▶ _WHAT IS EXPECTED_:
Output the material beneath exactly, leaving nothing out.

▶ _Dataset listings of figures_:
....................

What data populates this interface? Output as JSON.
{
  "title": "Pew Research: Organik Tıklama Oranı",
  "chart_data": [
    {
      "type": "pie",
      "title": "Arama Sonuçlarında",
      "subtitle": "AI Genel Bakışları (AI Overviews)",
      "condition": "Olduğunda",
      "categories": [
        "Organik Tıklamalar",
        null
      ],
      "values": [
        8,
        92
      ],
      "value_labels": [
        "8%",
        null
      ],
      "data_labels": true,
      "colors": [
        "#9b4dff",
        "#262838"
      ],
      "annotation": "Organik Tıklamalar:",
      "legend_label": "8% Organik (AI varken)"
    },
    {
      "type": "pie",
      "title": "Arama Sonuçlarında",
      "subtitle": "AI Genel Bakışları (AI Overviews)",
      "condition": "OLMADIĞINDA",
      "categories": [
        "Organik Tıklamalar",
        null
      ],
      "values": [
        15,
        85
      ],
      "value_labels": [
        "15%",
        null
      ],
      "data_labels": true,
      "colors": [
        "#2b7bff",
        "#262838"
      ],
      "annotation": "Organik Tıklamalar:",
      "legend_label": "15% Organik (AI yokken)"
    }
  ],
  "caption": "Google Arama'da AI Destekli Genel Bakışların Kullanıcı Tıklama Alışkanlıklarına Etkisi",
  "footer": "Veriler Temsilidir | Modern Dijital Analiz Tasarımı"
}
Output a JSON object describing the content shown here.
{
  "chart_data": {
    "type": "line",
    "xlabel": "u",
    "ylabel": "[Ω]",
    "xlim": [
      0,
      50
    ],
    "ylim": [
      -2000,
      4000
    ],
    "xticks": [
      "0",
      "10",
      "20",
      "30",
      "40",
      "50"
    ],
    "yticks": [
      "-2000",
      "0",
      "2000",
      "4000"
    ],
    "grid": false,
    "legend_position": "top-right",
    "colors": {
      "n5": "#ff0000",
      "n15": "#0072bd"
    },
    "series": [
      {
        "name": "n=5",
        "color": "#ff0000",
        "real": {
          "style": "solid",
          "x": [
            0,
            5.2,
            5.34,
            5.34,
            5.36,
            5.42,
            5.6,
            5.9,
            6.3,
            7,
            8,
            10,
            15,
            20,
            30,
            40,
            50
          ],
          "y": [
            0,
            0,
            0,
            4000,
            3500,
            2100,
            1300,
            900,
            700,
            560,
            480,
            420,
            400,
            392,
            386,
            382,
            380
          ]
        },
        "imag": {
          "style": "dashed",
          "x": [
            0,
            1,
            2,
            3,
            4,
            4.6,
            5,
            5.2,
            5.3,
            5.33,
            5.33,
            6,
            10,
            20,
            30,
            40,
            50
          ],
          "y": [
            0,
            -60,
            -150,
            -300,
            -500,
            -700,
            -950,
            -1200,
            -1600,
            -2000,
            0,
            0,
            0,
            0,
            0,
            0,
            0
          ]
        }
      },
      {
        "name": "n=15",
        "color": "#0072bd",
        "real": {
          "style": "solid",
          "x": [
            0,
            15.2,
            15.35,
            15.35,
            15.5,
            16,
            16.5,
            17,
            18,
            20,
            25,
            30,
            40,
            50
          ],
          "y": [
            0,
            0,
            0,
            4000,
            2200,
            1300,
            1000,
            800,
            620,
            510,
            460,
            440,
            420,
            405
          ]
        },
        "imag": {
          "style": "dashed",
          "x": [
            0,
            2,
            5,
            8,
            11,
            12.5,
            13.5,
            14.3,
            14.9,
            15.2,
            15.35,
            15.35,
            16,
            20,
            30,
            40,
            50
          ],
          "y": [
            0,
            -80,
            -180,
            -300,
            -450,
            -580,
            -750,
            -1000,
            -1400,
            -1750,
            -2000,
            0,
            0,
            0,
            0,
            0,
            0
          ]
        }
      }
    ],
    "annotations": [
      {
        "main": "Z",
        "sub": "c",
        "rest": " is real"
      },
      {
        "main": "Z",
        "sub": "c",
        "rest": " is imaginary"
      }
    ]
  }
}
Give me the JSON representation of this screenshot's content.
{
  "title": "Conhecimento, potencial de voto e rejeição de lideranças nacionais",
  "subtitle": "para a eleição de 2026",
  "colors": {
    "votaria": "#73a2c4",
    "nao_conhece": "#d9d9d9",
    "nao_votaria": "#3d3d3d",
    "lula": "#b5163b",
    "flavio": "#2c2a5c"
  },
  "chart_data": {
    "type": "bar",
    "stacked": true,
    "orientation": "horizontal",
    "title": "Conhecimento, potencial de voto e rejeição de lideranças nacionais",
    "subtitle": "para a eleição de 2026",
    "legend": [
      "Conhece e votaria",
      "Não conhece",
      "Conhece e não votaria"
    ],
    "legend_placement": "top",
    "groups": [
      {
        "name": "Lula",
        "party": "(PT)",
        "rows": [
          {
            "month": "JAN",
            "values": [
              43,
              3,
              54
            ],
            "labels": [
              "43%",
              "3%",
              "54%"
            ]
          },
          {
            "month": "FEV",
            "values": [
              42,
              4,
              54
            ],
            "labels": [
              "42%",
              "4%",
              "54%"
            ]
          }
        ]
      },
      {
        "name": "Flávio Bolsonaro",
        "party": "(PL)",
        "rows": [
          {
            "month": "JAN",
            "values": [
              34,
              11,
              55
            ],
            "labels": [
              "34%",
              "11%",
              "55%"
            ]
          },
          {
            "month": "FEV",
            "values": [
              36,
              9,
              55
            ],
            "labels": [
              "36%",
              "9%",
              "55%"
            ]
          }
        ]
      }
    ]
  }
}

....................

▶ _EXPECTED ANSWER_:
What data populates this interface? Output as JSON.
{
  "title": "Pew Research: Organik Tıklama Oranı",
  "chart_data": [
    {
      "type": "pie",
      "title": "Arama Sonuçlarında",
      "subtitle": "AI Genel Bakışları (AI Overviews)",
      "condition": "Olduğunda",
      "categories": [
        "Organik Tıklamalar",
        null
      ],
      "values": [
        8,
        92
      ],
      "value_labels": [
        "8%",
        null
      ],
      "data_labels": true,
      "colors": [
        "#9b4dff",
        "#262838"
      ],
      "annotation": "Organik Tıklamalar:",
      "legend_label": "8% Organik (AI varken)"
    },
    {
      "type": "pie",
      "title": "Arama Sonuçlarında",
      "subtitle": "AI Genel Bakışları (AI Overviews)",
      "condition": "OLMADIĞINDA",
      "categories": [
        "Organik Tıklamalar",
        null
      ],
      "values": [
        15,
        85
      ],
      "value_labels": [
        "15%",
        null
      ],
      "data_labels": true,
      "colors": [
        "#2b7bff",
        "#262838"
      ],
      "annotation": "Organik Tıklamalar:",
      "legend_label": "15% Organik (AI yokken)"
    }
  ],
  "caption": "Google Arama'da AI Destekli Genel Bakışların Kullanıcı Tıklama Alışkanlıklarına Etkisi",
  "footer": "Veriler Temsilidir | Modern Dijital Analiz Tasarımı"
}
Output a JSON object describing the content shown here.
{
  "chart_data": {
    "type": "line",
    "xlabel": "u",
    "ylabel": "[Ω]",
    "xlim": [
      0,
      50
    ],
    "ylim": [
      -2000,
      4000
    ],
    "xticks": [
      "0",
      "10",
      "20",
      "30",
      "40",
      "50"
    ],
    "yticks": [
      "-2000",
      "0",
      "2000",
      "4000"
    ],
    "grid": false,
    "legend_position": "top-right",
    "colors": {
      "n5": "#ff0000",
      "n15": "#0072bd"
    },
    "series": [
      {
        "name": "n=5",
        "color": "#ff0000",
        "real": {
          "style": "solid",
          "x": [
            0,
            5.2,
            5.34,
            5.34,
            5.36,
            5.42,
            5.6,
            5.9,
            6.3,
            7,
            8,
            10,
            15,
            20,
            30,
            40,
            50
          ],
          "y": [
            0,
            0,
            0,
            4000,
            3500,
            2100,
            1300,
            900,
            700,
            560,
            480,
            420,
            400,
            392,
            386,
            382,
            380
          ]
        },
        "imag": {
          "style": "dashed",
          "x": [
            0,
            1,
            2,
            3,
            4,
            4.6,
            5,
            5.2,
            5.3,
            5.33,
            5.33,
            6,
            10,
            20,
            30,
            40,
            50
          ],
          "y": [
            0,
            -60,
            -150,
            -300,
            -500,
            -700,
            -950,
            -1200,
            -1600,
            -2000,
            0,
            0,
            0,
            0,
            0,
            0,
            0
          ]
        }
      },
      {
        "name": "n=15",
        "color": "#0072bd",
        "real": {
          "style": "solid",
          "x": [
            0,
            15.2,
            15.35,
            15.35,
            15.5,
            16,
            16.5,
            17,
            18,
            20,
            25,
            30,
            40,
            50
          ],
          "y": [
            0,
            0,
            0,
            4000,
            2200,
            1300,
            1000,
            800,
            620,
            510,
            460,
            440,
            420,
            405
          ]
        },
        "imag": {
          "style": "dashed",
          "x": [
            0,
            2,
            5,
            8,
            11,
            12.5,
            13.5,
            14.3,
            14.9,
            15.2,
            15.35,
            15.35,
            16,
            20,
            30,
            40,
            50
          ],
          "y": [
            0,
            -80,
            -180,
            -300,
            -450,
            -580,
            -750,
            -1000,
            -1400,
            -1750,
            -2000,
            0,
            0,
            0,
            0,
            0,
            0
          ]
        }
      }
    ],
    "annotations": [
      {
        "main": "Z",
        "sub": "c",
        "rest": " is real"
      },
      {
        "main": "Z",
        "sub": "c",
        "rest": " is imaginary"
      }
    ]
  }
}
Give me the JSON representation of this screenshot's content.
{
  "title": "Conhecimento, potencial de voto e rejeição de lideranças nacionais",
  "subtitle": "para a eleição de 2026",
  "colors": {
    "votaria": "#73a2c4",
    "nao_conhece": "#d9d9d9",
    "nao_votaria": "#3d3d3d",
    "lula": "#b5163b",
    "flavio": "#2c2a5c"
  },
  "chart_data": {
    "type": "bar",
    "stacked": true,
    "orientation": "horizontal",
    "title": "Conhecimento, potencial de voto e rejeição de lideranças nacionais",
    "subtitle": "para a eleição de 2026",
    "legend": [
      "Conhece e votaria",
      "Não conhece",
      "Conhece e não votaria"
    ],
    "legend_placement": "top",
    "groups": [
      {
        "name": "Lula",
        "party": "(PT)",
        "rows": [
          {
            "month": "JAN",
            "values": [
              43,
              3,
              54
            ],
            "labels": [
              "43%",
              "3%",
              "54%"
            ]
          },
          {
            "month": "FEV",
            "values": [
              42,
              4,
              54
            ],
            "labels": [
              "42%",
              "4%",
              "54%"
            ]
          }
        ]
      },
      {
        "name": "Flávio Bolsonaro",
        "party": "(PL)",
        "rows": [
          {
            "month": "JAN",
            "values": [
              34,
              11,
              55
            ],
            "labels": [
              "34%",
              "11%",
              "55%"
            ]
          },
          {
            "month": "FEV",
            "values": [
              36,
              9,
              55
            ],
            "labels": [
              "36%",
              "9%",
              "55%"
            ]
          }
        ]
      }
    ]
  }
}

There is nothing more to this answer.